## Task to complete
Gather up every line from the entries below that uses the word "capsici".
=== Material for this task ===
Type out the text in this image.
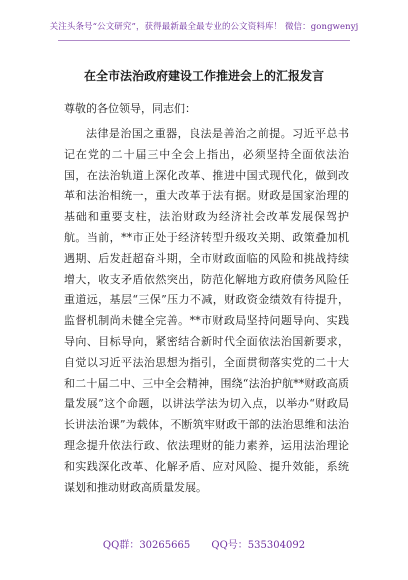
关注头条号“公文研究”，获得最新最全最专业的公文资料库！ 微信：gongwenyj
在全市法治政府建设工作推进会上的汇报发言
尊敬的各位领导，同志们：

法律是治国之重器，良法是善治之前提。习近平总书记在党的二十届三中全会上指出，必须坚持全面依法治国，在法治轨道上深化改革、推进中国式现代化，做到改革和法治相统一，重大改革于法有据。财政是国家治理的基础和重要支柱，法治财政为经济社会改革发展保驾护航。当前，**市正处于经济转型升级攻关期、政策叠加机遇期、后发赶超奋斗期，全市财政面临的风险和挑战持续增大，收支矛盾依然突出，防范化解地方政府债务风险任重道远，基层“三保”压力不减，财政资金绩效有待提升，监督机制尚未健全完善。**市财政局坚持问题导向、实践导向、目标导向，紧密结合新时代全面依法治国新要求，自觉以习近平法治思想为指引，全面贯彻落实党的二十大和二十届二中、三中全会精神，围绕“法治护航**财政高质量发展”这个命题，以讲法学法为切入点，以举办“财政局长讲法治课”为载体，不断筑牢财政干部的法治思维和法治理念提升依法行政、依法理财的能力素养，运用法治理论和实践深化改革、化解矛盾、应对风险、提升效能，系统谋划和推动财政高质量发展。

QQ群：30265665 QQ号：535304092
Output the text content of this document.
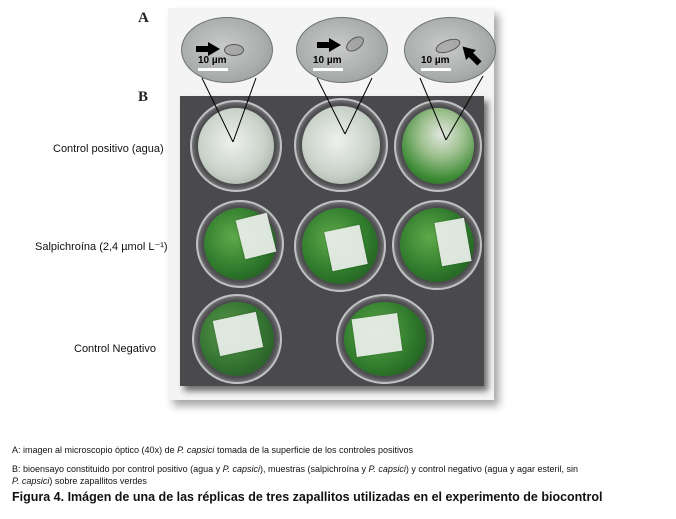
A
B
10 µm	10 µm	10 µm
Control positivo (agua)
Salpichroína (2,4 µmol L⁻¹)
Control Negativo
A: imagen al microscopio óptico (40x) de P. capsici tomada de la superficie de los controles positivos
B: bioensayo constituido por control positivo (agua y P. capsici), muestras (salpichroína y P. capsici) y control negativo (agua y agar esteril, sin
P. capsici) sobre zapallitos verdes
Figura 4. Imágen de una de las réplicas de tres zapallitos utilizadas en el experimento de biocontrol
===
## Expected output
A: imagen al microscopio óptico (40x) de P. capsici tomada de la superficie de los controles positivos
B: bioensayo constituido por control positivo (agua y P. capsici), muestras (salpichroína y P. capsici) y control negativo (agua y agar esteril, sin
P. capsici) sobre zapallitos verdes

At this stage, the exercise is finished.